(Region annotation data)
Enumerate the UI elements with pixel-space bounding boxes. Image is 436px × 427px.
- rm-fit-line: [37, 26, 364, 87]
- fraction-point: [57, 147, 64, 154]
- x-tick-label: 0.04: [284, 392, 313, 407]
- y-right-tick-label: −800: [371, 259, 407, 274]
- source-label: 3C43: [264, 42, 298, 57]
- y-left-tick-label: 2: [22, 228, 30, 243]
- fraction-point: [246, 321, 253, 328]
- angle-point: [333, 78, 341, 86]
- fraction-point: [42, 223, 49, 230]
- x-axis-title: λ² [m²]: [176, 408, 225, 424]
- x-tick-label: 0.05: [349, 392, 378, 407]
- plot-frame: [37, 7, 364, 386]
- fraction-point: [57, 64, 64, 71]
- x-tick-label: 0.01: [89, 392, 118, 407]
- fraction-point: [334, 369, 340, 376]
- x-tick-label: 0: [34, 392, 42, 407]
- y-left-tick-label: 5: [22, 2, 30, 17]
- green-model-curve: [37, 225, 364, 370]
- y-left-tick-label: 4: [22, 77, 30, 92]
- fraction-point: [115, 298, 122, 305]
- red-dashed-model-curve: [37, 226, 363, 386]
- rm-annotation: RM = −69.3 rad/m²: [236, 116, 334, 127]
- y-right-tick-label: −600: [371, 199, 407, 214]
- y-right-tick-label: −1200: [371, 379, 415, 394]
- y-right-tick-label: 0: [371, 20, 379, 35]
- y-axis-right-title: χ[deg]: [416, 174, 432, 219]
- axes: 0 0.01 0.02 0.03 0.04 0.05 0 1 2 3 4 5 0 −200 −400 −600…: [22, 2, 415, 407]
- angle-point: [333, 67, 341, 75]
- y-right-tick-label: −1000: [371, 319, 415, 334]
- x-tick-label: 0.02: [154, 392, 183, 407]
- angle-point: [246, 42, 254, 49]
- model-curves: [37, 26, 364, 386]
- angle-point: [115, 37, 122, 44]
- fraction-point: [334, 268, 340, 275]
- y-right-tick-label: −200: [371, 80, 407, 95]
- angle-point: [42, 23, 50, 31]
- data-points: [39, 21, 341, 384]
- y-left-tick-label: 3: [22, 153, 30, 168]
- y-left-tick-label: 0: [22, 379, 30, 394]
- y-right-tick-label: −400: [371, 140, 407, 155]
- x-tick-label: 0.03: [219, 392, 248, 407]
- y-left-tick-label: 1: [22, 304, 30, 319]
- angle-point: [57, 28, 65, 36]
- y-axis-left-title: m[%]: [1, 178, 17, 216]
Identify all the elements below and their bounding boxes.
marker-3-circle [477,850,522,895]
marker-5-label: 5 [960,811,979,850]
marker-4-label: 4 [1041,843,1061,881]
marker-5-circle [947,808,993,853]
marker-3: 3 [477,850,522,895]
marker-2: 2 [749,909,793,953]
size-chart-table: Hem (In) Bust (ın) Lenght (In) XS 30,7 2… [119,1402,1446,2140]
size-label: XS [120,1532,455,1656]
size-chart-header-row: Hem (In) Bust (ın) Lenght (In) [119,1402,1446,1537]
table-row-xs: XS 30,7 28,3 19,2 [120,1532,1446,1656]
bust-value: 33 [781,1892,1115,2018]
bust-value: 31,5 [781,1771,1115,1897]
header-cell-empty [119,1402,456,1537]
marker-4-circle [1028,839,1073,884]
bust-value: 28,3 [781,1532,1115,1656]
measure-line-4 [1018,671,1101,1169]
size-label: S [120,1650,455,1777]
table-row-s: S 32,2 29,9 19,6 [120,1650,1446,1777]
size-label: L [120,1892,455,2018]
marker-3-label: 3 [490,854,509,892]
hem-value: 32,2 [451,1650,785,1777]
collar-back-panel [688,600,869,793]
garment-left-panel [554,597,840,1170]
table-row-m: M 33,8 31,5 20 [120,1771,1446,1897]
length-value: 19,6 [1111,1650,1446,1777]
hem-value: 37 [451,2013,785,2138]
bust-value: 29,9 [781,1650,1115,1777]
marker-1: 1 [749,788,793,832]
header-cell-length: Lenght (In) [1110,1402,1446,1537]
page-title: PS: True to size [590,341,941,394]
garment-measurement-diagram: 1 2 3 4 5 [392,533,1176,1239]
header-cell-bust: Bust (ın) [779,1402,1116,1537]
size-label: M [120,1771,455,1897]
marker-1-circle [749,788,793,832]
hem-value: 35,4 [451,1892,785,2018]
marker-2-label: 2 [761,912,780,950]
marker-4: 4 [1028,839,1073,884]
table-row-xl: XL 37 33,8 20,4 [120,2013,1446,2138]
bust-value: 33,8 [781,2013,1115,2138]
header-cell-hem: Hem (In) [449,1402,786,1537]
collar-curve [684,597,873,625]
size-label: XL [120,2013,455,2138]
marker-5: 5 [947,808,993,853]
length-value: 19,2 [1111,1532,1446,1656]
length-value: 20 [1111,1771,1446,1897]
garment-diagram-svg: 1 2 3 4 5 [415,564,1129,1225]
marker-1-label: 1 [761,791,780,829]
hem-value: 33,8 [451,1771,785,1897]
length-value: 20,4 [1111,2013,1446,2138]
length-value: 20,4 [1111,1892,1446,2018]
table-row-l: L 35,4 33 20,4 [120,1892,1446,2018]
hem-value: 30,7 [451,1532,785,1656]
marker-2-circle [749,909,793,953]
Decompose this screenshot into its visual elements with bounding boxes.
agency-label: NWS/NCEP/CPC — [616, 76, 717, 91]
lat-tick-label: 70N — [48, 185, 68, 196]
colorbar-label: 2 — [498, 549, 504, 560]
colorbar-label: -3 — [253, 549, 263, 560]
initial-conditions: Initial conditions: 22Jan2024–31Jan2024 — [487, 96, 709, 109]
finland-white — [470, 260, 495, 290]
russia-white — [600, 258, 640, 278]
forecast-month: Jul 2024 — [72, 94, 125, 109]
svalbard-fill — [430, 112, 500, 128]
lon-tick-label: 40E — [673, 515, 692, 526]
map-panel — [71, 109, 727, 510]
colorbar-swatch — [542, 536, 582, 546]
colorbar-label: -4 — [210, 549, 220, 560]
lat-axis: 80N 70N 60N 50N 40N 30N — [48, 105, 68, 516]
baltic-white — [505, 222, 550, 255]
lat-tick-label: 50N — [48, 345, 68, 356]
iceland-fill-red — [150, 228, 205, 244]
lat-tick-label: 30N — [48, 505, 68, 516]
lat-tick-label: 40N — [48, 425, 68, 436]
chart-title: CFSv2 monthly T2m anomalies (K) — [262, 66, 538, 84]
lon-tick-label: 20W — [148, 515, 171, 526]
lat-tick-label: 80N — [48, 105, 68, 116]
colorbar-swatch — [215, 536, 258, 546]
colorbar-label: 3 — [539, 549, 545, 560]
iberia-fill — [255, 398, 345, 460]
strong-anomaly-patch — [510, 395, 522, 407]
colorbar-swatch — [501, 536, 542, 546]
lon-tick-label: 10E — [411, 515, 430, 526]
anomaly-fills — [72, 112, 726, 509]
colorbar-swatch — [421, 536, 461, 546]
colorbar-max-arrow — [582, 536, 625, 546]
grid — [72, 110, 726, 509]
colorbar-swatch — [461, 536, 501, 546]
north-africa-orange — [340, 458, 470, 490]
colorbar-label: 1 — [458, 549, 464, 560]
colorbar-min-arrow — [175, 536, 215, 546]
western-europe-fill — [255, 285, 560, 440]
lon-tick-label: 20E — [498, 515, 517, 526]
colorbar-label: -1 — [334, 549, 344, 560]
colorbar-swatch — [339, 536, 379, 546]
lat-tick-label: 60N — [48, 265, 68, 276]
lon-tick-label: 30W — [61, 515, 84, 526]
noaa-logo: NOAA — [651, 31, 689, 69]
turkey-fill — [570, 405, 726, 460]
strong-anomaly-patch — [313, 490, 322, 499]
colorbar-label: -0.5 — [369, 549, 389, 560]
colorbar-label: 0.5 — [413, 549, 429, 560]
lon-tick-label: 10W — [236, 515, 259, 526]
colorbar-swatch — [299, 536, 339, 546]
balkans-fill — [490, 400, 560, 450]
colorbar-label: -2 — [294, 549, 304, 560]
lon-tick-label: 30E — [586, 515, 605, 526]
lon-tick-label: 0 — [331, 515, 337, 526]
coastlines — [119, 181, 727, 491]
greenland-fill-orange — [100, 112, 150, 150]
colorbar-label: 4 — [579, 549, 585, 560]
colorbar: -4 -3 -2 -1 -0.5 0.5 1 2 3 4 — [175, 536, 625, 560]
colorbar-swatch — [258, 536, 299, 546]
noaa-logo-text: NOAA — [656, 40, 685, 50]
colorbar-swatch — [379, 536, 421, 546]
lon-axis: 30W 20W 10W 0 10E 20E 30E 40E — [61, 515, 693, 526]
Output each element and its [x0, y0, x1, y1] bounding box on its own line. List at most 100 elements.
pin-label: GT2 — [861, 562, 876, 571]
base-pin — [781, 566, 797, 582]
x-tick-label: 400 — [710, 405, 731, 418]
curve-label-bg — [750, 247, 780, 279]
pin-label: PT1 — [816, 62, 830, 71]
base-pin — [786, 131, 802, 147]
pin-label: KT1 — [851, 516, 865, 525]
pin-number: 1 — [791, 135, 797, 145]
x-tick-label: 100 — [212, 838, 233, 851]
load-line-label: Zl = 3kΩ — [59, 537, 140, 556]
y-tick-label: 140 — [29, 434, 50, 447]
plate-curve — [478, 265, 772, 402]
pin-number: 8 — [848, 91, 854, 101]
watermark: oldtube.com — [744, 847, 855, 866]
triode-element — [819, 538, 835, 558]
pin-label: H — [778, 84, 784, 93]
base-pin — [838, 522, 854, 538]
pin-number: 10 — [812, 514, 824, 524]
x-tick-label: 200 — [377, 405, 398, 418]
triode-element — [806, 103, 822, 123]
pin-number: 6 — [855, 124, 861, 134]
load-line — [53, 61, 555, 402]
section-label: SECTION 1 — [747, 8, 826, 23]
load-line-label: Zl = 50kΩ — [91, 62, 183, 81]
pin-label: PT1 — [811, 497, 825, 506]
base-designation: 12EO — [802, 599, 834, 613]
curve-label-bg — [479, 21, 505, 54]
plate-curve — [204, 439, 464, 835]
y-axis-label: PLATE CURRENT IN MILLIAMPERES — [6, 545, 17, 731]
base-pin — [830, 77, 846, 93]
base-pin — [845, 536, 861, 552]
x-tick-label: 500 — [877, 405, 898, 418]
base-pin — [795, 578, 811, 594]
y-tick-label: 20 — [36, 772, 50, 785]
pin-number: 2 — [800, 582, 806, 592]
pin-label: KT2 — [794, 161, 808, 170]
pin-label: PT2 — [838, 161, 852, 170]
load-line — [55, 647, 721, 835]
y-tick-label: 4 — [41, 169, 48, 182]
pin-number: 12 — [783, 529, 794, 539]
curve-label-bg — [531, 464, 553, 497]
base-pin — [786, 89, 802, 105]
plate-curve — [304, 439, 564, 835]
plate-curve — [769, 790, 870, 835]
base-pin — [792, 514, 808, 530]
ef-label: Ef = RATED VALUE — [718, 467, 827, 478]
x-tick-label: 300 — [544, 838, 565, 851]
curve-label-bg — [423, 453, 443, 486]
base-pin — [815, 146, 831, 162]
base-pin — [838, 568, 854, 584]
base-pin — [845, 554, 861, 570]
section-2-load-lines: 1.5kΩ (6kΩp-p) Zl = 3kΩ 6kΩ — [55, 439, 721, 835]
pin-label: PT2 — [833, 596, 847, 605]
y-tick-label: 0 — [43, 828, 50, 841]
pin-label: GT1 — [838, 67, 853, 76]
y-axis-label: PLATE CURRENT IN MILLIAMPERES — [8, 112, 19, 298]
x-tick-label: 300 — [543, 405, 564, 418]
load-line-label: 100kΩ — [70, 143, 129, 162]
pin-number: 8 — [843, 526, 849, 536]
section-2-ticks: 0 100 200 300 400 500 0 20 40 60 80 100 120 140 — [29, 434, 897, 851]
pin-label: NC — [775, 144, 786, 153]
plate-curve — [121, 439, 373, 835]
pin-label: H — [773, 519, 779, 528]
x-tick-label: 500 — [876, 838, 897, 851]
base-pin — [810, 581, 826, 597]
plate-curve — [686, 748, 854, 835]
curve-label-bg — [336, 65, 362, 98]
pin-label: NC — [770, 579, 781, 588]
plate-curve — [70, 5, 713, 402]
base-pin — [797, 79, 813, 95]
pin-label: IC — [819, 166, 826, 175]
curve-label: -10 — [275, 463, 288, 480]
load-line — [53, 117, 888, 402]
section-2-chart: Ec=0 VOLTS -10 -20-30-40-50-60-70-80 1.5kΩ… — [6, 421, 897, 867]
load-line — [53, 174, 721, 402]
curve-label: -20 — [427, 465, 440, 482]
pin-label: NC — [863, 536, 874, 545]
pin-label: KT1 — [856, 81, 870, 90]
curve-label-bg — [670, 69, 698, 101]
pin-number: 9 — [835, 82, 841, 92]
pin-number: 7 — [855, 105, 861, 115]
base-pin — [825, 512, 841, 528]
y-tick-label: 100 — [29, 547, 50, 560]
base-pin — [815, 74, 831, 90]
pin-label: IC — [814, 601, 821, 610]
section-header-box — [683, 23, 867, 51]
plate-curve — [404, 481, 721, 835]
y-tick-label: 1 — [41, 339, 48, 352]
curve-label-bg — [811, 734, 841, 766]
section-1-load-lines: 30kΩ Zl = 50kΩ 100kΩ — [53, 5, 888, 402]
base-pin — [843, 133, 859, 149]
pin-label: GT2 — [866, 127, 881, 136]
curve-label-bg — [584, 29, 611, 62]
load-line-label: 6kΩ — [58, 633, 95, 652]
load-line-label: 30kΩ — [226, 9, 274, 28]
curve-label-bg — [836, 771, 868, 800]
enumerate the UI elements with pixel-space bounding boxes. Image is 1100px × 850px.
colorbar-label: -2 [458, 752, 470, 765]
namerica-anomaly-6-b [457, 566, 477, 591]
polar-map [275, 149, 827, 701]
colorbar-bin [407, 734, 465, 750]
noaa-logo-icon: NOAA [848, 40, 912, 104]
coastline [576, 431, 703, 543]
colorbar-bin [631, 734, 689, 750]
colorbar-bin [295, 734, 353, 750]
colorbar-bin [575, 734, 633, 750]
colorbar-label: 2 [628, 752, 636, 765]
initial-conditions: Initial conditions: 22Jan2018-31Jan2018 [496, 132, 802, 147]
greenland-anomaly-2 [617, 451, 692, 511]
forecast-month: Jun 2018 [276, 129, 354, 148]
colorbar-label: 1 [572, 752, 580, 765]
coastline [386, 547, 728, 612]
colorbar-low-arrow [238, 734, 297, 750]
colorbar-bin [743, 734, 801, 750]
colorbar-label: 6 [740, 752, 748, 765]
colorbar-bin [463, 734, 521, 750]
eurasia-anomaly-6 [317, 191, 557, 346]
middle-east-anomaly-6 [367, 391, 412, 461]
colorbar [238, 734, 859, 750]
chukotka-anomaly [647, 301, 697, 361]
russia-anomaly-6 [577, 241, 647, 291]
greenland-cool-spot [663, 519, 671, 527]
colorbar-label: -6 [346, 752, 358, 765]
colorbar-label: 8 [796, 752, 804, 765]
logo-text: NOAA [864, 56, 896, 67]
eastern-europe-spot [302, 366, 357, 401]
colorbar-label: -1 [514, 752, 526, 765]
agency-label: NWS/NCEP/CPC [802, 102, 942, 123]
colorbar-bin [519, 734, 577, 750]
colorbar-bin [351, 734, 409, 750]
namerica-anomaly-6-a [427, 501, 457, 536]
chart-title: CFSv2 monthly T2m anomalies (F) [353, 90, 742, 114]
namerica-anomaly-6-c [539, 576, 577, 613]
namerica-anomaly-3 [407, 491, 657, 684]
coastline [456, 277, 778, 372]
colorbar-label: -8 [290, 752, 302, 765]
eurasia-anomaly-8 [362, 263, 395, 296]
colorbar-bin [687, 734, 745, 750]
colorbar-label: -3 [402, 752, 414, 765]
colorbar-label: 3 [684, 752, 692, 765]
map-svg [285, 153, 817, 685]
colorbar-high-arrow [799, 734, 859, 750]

▶ [Your task]
Rewrite the data from its first line through the line containing "- y-axis-right-title: χ[deg]: [416, 174, 432, 219]", inclusive, as a numbered list without blank lines.

▶ [Finished task]
1. Enumerate the UI elements with pixel-space bounding boxes. Image is 436px × 427px.
2. - rm-fit-line: [37, 26, 364, 87]
3. - fraction-point: [57, 147, 64, 154]
4. - x-tick-label: 0.04: [284, 392, 313, 407]
5. - y-right-tick-label: −800: [371, 259, 407, 274]
6. - source-label: 3C43: [264, 42, 298, 57]
7. - y-left-tick-label: 2: [22, 228, 30, 243]
8. - fraction-point: [246, 321, 253, 328]
9. - angle-point: [333, 78, 341, 86]
10. - fraction-point: [42, 223, 49, 230]
11. - x-axis-title: λ² [m²]: [176, 408, 225, 424]
12. - x-tick-label: 0.05: [349, 392, 378, 407]
13. - plot-frame: [37, 7, 364, 386]
14. - fraction-point: [57, 64, 64, 71]
15. - x-tick-label: 0.01: [89, 392, 118, 407]
16. - fraction-point: [334, 369, 340, 376]
17. - x-tick-label: 0: [34, 392, 42, 407]
18. - y-left-tick-label: 5: [22, 2, 30, 17]
19. - green-model-curve: [37, 225, 364, 370]
20. - y-left-tick-label: 4: [22, 77, 30, 92]
21. - fraction-point: [115, 298, 122, 305]
22. - red-dashed-model-curve: [37, 226, 363, 386]
23. - rm-annotation: RM = −69.3 rad/m²: [236, 116, 334, 127]
24. - y-right-tick-label: −600: [371, 199, 407, 214]
25. - y-right-tick-label: −1200: [371, 379, 415, 394]
26. - y-right-tick-label: 0: [371, 20, 379, 35]
27. - y-axis-right-title: χ[deg]: [416, 174, 432, 219]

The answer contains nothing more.